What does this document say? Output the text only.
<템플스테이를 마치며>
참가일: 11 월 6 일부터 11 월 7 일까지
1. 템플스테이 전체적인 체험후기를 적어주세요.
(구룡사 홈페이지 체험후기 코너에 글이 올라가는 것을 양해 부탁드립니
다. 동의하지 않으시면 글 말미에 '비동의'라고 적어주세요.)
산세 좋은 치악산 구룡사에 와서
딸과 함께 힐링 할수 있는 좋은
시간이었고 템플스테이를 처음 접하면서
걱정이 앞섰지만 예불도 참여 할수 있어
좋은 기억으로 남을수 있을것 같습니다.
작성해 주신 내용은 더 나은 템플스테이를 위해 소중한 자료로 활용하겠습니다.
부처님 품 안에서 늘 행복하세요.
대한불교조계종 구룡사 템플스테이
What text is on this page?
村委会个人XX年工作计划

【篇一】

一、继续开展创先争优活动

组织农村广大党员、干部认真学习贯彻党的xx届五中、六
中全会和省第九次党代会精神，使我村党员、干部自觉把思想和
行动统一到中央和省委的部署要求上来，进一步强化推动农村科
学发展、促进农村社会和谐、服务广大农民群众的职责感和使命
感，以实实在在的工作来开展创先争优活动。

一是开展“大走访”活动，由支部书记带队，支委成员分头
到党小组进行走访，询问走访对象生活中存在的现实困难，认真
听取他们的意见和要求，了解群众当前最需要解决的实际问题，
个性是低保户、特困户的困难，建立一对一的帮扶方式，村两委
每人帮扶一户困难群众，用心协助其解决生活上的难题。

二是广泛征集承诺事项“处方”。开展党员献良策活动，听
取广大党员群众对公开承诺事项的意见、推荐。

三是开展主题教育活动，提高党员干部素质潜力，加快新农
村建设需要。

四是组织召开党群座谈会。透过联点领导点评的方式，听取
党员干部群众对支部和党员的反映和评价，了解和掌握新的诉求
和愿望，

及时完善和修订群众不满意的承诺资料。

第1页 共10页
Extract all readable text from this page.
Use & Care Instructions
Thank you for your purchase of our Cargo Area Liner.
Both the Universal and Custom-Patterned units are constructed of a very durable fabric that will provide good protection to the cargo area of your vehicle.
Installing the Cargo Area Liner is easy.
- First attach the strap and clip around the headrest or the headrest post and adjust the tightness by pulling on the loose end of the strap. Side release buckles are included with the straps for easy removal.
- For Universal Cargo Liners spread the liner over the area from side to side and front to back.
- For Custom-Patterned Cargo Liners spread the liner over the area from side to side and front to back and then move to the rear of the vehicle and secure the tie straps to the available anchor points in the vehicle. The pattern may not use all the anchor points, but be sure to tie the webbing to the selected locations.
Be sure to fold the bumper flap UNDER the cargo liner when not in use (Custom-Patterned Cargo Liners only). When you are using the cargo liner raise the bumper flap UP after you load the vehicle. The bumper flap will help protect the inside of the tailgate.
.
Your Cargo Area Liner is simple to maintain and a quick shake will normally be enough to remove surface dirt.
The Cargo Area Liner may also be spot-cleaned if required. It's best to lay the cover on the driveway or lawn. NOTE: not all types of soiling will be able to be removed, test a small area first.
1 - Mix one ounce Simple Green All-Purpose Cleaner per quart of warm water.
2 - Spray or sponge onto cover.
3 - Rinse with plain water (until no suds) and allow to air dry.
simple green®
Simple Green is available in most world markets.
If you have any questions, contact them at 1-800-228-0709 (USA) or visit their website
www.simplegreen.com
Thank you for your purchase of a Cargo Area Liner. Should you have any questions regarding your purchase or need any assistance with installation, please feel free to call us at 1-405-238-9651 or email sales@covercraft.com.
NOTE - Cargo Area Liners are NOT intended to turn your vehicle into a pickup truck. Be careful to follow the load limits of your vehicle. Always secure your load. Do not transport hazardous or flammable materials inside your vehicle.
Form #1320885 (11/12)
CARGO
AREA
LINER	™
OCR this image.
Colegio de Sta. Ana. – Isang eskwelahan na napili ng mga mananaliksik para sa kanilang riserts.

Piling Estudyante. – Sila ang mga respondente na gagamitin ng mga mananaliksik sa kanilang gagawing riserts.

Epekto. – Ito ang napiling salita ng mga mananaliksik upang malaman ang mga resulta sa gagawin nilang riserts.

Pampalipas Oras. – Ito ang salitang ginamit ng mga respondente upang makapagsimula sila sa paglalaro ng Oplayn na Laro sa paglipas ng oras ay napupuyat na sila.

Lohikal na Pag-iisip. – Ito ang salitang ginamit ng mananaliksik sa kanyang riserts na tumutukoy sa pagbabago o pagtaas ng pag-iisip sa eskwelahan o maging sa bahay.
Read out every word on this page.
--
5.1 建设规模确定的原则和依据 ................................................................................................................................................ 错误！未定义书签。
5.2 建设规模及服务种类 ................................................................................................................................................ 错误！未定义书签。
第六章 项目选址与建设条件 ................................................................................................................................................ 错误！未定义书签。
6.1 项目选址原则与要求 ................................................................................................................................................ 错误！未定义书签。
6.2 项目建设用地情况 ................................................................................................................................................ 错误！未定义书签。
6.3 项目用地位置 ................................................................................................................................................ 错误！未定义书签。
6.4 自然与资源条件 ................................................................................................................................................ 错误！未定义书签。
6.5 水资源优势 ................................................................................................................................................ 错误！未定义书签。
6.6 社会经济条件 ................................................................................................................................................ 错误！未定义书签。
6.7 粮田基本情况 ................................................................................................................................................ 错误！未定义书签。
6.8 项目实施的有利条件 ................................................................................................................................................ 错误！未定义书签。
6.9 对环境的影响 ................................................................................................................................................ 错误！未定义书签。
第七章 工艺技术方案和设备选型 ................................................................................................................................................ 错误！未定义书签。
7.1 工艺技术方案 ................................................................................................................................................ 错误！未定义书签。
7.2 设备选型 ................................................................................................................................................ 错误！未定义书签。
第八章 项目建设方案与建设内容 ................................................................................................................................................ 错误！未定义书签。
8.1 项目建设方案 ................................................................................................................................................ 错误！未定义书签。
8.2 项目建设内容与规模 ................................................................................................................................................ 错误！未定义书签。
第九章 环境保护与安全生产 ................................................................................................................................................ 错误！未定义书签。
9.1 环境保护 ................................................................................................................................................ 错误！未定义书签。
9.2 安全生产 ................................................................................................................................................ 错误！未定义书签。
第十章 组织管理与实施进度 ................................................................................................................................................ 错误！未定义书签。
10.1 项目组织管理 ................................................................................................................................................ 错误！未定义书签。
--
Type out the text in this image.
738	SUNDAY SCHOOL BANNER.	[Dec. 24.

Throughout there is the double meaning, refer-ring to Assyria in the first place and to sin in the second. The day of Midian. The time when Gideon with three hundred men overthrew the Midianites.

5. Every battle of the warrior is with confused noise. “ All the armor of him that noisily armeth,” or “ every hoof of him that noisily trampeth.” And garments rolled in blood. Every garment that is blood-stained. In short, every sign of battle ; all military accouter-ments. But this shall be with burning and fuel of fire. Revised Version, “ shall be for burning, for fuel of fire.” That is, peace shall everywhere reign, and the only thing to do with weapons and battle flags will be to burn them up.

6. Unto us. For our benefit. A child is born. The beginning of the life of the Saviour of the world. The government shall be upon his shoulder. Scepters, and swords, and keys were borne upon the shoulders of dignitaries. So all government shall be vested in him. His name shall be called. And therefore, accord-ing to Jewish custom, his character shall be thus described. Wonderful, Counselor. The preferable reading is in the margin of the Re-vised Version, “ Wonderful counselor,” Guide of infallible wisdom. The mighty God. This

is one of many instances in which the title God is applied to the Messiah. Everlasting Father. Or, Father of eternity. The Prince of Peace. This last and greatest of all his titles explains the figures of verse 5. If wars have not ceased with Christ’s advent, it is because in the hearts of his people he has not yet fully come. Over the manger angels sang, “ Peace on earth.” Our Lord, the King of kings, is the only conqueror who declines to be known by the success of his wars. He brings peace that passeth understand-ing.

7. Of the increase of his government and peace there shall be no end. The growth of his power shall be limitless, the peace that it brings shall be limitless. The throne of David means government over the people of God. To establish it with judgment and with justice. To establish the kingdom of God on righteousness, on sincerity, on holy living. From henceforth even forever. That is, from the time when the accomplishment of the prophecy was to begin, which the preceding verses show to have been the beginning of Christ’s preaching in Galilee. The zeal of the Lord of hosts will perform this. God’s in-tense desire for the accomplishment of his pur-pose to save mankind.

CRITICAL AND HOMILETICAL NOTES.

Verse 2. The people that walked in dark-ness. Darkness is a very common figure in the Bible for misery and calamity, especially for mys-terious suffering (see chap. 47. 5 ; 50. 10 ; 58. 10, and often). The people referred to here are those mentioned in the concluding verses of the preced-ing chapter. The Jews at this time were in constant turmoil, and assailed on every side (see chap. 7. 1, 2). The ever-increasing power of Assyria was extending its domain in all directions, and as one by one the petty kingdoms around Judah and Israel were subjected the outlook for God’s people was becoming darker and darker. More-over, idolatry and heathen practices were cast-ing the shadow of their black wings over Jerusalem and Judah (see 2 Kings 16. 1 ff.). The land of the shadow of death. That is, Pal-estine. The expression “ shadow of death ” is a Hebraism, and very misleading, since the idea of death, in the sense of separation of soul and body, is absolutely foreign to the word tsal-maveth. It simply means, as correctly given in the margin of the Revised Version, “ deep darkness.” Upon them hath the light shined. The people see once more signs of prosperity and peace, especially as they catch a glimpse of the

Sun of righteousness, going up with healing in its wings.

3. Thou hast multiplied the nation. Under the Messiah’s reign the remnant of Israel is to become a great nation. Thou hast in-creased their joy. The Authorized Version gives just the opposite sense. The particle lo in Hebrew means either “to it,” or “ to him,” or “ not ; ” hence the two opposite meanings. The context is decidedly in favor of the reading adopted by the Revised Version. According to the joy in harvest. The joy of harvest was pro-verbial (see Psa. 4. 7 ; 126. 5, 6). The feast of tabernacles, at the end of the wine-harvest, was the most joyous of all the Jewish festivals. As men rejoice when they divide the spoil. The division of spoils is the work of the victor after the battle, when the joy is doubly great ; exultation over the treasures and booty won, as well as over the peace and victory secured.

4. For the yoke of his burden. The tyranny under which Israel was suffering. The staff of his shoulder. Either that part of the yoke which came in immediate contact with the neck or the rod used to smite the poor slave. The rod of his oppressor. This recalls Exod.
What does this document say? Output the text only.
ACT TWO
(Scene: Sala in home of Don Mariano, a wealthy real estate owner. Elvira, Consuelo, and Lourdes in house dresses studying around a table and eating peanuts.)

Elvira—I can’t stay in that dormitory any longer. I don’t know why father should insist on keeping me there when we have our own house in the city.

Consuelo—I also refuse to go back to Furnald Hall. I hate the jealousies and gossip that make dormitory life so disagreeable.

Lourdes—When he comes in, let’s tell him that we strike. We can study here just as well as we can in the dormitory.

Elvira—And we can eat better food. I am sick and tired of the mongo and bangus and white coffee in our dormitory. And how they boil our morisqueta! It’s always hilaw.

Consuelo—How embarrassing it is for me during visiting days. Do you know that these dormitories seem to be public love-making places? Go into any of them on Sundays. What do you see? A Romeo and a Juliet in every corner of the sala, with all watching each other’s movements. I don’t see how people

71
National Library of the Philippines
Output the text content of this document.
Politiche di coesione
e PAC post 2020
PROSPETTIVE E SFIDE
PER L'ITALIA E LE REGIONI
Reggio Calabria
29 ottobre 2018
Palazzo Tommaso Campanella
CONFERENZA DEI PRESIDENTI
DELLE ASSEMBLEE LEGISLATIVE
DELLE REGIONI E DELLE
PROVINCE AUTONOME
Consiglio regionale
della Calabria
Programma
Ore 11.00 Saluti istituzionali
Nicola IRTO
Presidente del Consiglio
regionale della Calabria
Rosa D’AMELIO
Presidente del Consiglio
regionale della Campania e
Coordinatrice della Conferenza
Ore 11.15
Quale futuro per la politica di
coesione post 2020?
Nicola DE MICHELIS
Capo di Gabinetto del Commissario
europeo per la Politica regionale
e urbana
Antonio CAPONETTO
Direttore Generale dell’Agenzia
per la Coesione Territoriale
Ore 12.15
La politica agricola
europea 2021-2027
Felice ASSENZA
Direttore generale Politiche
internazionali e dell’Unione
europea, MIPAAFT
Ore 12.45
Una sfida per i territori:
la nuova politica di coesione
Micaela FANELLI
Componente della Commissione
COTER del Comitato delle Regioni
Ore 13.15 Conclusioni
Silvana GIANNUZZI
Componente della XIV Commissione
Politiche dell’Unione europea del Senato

*Set problem:*
Report the number of lines that contain "Calabria", with no other words.

*Task output:*
3